BEGIN Stored data
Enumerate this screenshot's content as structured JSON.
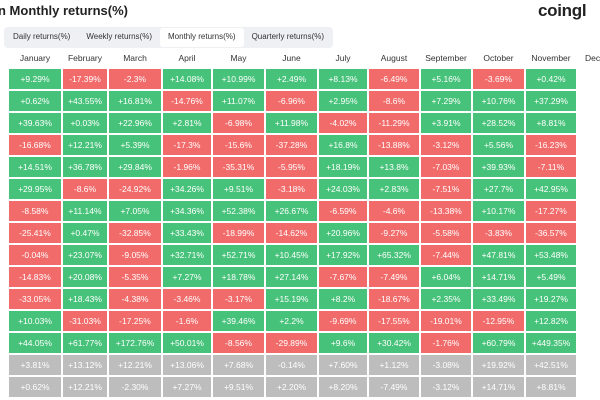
{
  "header": {
    "title": "n Monthly returns(%)",
    "logo": "coingl"
  },
  "tabs": [
    "Daily returns(%)",
    "Weekly returns(%)",
    "Monthly returns(%)",
    "Quarterly returns(%)"
  ],
  "table": {
    "columns": [
      "January",
      "February",
      "March",
      "April",
      "May",
      "June",
      "July",
      "August",
      "September",
      "October",
      "November",
      "Dece"
    ],
    "rows": [
      [
        "+9.29%",
        "-17.39%",
        "-2.3%",
        "+14.08%",
        "+10.99%",
        "+2.49%",
        "+8.13%",
        "-6.49%",
        "+5.16%",
        "-3.69%",
        "+0.42%"
      ],
      [
        "+0.62%",
        "+43.55%",
        "+16.81%",
        "-14.76%",
        "+11.07%",
        "-6.96%",
        "+2.95%",
        "-8.6%",
        "+7.29%",
        "+10.76%",
        "+37.29%"
      ],
      [
        "+39.63%",
        "+0.03%",
        "+22.96%",
        "+2.81%",
        "-6.98%",
        "+11.98%",
        "-4.02%",
        "-11.29%",
        "+3.91%",
        "+28.52%",
        "+8.81%"
      ],
      [
        "-16.68%",
        "+12.21%",
        "+5.39%",
        "-17.3%",
        "-15.6%",
        "-37.28%",
        "+16.8%",
        "-13.88%",
        "-3.12%",
        "+5.56%",
        "-16.23%"
      ],
      [
        "+14.51%",
        "+36.78%",
        "+29.84%",
        "-1.96%",
        "-35.31%",
        "-5.95%",
        "+18.19%",
        "+13.8%",
        "-7.03%",
        "+39.93%",
        "-7.11%"
      ],
      [
        "+29.95%",
        "-8.6%",
        "-24.92%",
        "+34.26%",
        "+9.51%",
        "-3.18%",
        "+24.03%",
        "+2.83%",
        "-7.51%",
        "+27.7%",
        "+42.95%"
      ],
      [
        "-8.58%",
        "+11.14%",
        "+7.05%",
        "+34.36%",
        "+52.38%",
        "+26.67%",
        "-6.59%",
        "-4.6%",
        "-13.38%",
        "+10.17%",
        "-17.27%"
      ],
      [
        "-25.41%",
        "+0.47%",
        "-32.85%",
        "+33.43%",
        "-18.99%",
        "-14.62%",
        "+20.96%",
        "-9.27%",
        "-5.58%",
        "-3.83%",
        "-36.57%"
      ],
      [
        "-0.04%",
        "+23.07%",
        "-9.05%",
        "+32.71%",
        "+52.71%",
        "+10.45%",
        "+17.92%",
        "+65.32%",
        "-7.44%",
        "+47.81%",
        "+53.48%"
      ],
      [
        "-14.83%",
        "+20.08%",
        "-5.35%",
        "+7.27%",
        "+18.78%",
        "+27.14%",
        "-7.67%",
        "-7.49%",
        "+6.04%",
        "+14.71%",
        "+5.49%"
      ],
      [
        "-33.05%",
        "+18.43%",
        "-4.38%",
        "-3.46%",
        "-3.17%",
        "+15.19%",
        "+8.2%",
        "-18.67%",
        "+2.35%",
        "+33.49%",
        "+19.27%"
      ],
      [
        "+10.03%",
        "-31.03%",
        "-17.25%",
        "-1.6%",
        "+39.46%",
        "+2.2%",
        "-9.69%",
        "-17.55%",
        "-19.01%",
        "-12.95%",
        "+12.82%"
      ],
      [
        "+44.05%",
        "+61.77%",
        "+172.76%",
        "+50.01%",
        "-8.56%",
        "-29.89%",
        "+9.6%",
        "+30.42%",
        "-1.76%",
        "+60.79%",
        "+449.35%"
      ]
    ],
    "summary_rows": [
      [
        "+3.81%",
        "+13.12%",
        "+12.21%",
        "+13.06%",
        "+7.68%",
        "-0.14%",
        "+7.60%",
        "+1.12%",
        "-3.08%",
        "+19.92%",
        "+42.51%"
      ],
      [
        "+0.62%",
        "+12.21%",
        "-2.30%",
        "+7.27%",
        "+9.51%",
        "+2.20%",
        "+8.20%",
        "-7.49%",
        "-3.12%",
        "+14.71%",
        "+8.81%"
      ]
    ]
  }
}
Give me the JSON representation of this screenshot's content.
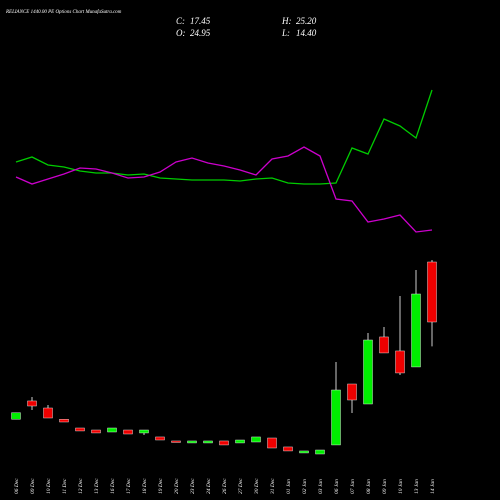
{
  "chart_data": {
    "type": "candlestick",
    "title": "RELIANCE 1440.00 PE Options Chart MunafaSutra.com",
    "summary": [
      {
        "name": "C:",
        "value": 17.45
      },
      {
        "name": "H:",
        "value": {
          "value": 25.2,
          "label": "25.20"
        }
      },
      {
        "name": "O:",
        "value": 24.95
      },
      {
        "name": "L:",
        "value": {
          "value": 14.4,
          "label": "14.40"
        }
      }
    ],
    "categories": [
      "06 Dec",
      "09 Dec",
      "10 Dec",
      "11 Dec",
      "12 Dec",
      "13 Dec",
      "16 Dec",
      "17 Dec",
      "18 Dec",
      "19 Dec",
      "20 Dec",
      "23 Dec",
      "24 Dec",
      "26 Dec",
      "27 Dec",
      "30 Dec",
      "31 Dec",
      "01 Jan",
      "02 Jan",
      "03 Jan",
      "06 Jan",
      "07 Jan",
      "08 Jan",
      "09 Jan",
      "10 Jan",
      "13 Jan",
      "14 Jan"
    ],
    "open": [
      5.3,
      7.58,
      6.7,
      5.3,
      4.2,
      3.95,
      3.7,
      3.95,
      3.58,
      3.08,
      2.58,
      2.33,
      2.33,
      2.58,
      2.33,
      2.45,
      2.95,
      1.83,
      1.08,
      0.95,
      2.08,
      9.7,
      7.2,
      15.58,
      13.83,
      11.83,
      24.95
    ],
    "high": [
      6.1,
      8.08,
      7.08,
      5.3,
      4.2,
      3.95,
      4.2,
      3.95,
      3.95,
      3.08,
      2.58,
      2.58,
      2.58,
      2.58,
      2.7,
      3.08,
      2.95,
      1.83,
      1.33,
      1.45,
      12.45,
      9.7,
      16.08,
      16.83,
      20.7,
      23.95,
      25.2
    ],
    "low": [
      5.3,
      6.45,
      5.45,
      4.95,
      3.83,
      3.58,
      3.7,
      3.45,
      3.33,
      2.7,
      2.45,
      2.33,
      2.33,
      2.08,
      2.33,
      2.45,
      1.7,
      1.33,
      1.08,
      0.95,
      2.08,
      6.08,
      7.2,
      13.58,
      10.83,
      11.83,
      14.4
    ],
    "close": [
      6.1,
      6.95,
      5.45,
      4.95,
      3.83,
      3.58,
      4.2,
      3.45,
      3.95,
      2.7,
      2.45,
      2.58,
      2.58,
      2.08,
      2.7,
      3.08,
      1.7,
      1.33,
      1.33,
      1.45,
      8.95,
      7.7,
      15.2,
      13.58,
      11.08,
      20.95,
      17.45
    ],
    "up_color": "#00ee00",
    "down_color": "#ee0000",
    "ylim": [
      -4.8,
      57.7
    ],
    "lines": {
      "ylim": [
        0,
        500
      ],
      "series": [
        {
          "color": "#00cc00",
          "values": [
            338,
            343,
            335,
            333,
            329,
            327,
            327,
            325,
            326,
            322,
            321,
            320,
            320,
            320,
            319,
            321,
            322,
            317,
            316,
            316,
            317,
            352,
            346,
            381,
            374,
            362,
            410
          ]
        },
        {
          "color": "#cc00cc",
          "values": [
            323,
            316,
            321,
            326,
            332,
            331,
            327,
            322,
            323,
            328,
            338,
            342,
            337,
            334,
            330,
            325,
            341,
            344,
            353,
            344,
            301,
            299,
            278,
            281,
            285,
            268,
            270
          ]
        }
      ]
    }
  }
}
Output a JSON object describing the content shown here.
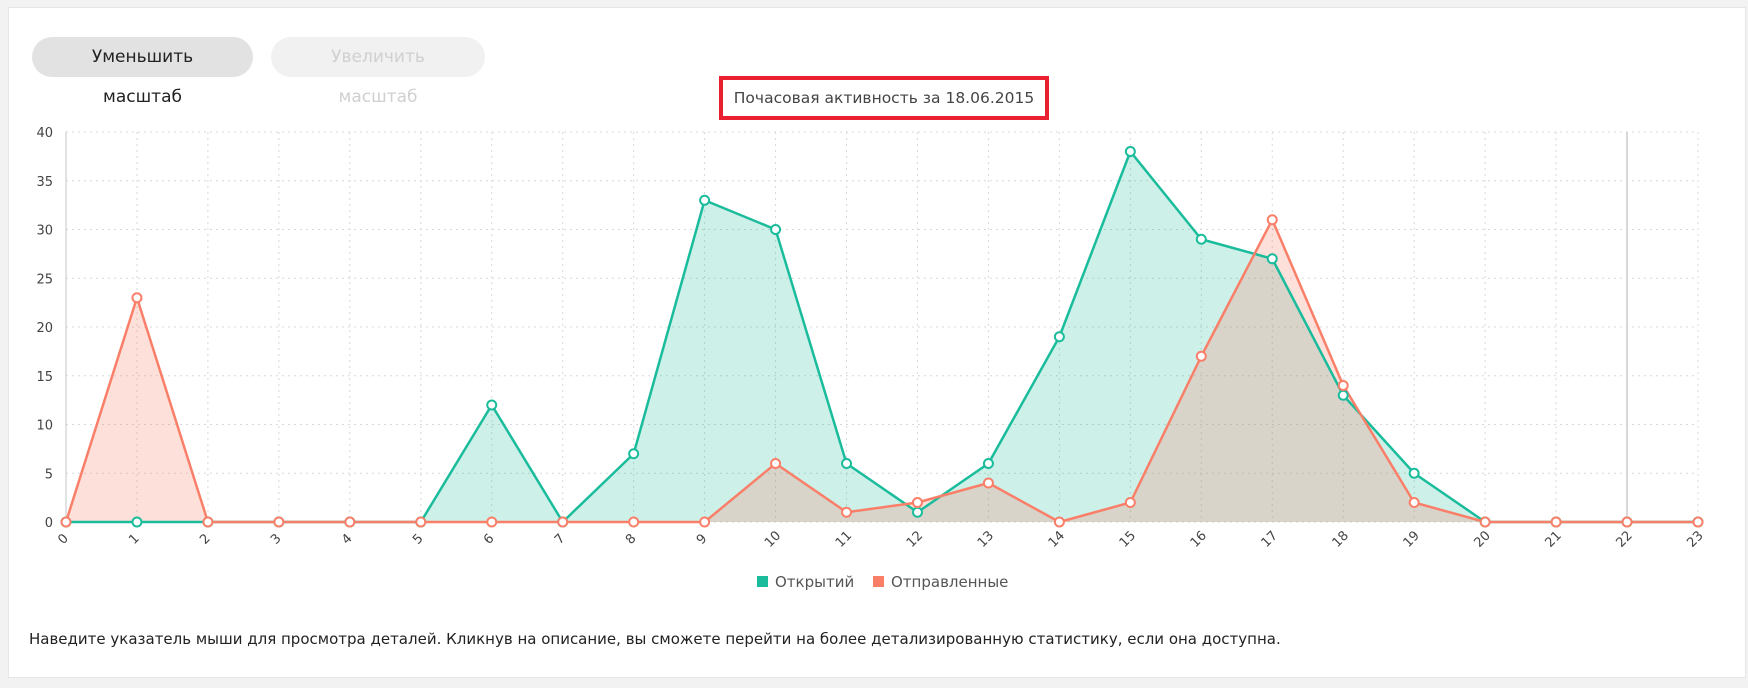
{
  "toolbar": {
    "zoom_out_label": "Уменьшить масштаб",
    "zoom_in_label": "Увеличить масштаб"
  },
  "footnote": "Наведите указатель мыши для просмотра деталей. Кликнув на описание, вы сможете перейти на более детализированную статистику, если она доступна.",
  "colors": {
    "opened": "#1abc9c",
    "sent": "#fa7f69",
    "highlight": "#e8202f"
  },
  "chart_data": {
    "type": "area",
    "title": "Почасовая активность за 18.06.2015",
    "x": [
      "0",
      "1",
      "2",
      "3",
      "4",
      "5",
      "6",
      "7",
      "8",
      "9",
      "10",
      "11",
      "12",
      "13",
      "14",
      "15",
      "16",
      "17",
      "18",
      "19",
      "20",
      "21",
      "22",
      "23"
    ],
    "series": [
      {
        "name": "Открытий",
        "color": "#1abc9c",
        "values": [
          0,
          0,
          0,
          0,
          0,
          0,
          12,
          0,
          7,
          33,
          30,
          6,
          1,
          6,
          19,
          38,
          29,
          27,
          13,
          5,
          0,
          0,
          0,
          0
        ]
      },
      {
        "name": "Отправленные",
        "color": "#fa7f69",
        "values": [
          0,
          23,
          0,
          0,
          0,
          0,
          0,
          0,
          0,
          0,
          6,
          1,
          2,
          4,
          0,
          2,
          17,
          31,
          14,
          2,
          0,
          0,
          0,
          0
        ]
      }
    ],
    "ylim": [
      0,
      40
    ],
    "yticks": [
      0,
      5,
      10,
      15,
      20,
      25,
      30,
      35,
      40
    ],
    "grid": true,
    "legend_position": "bottom-center"
  }
}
END Stored data
The required output is the number of lines containing the word "title", and nothing besides.

3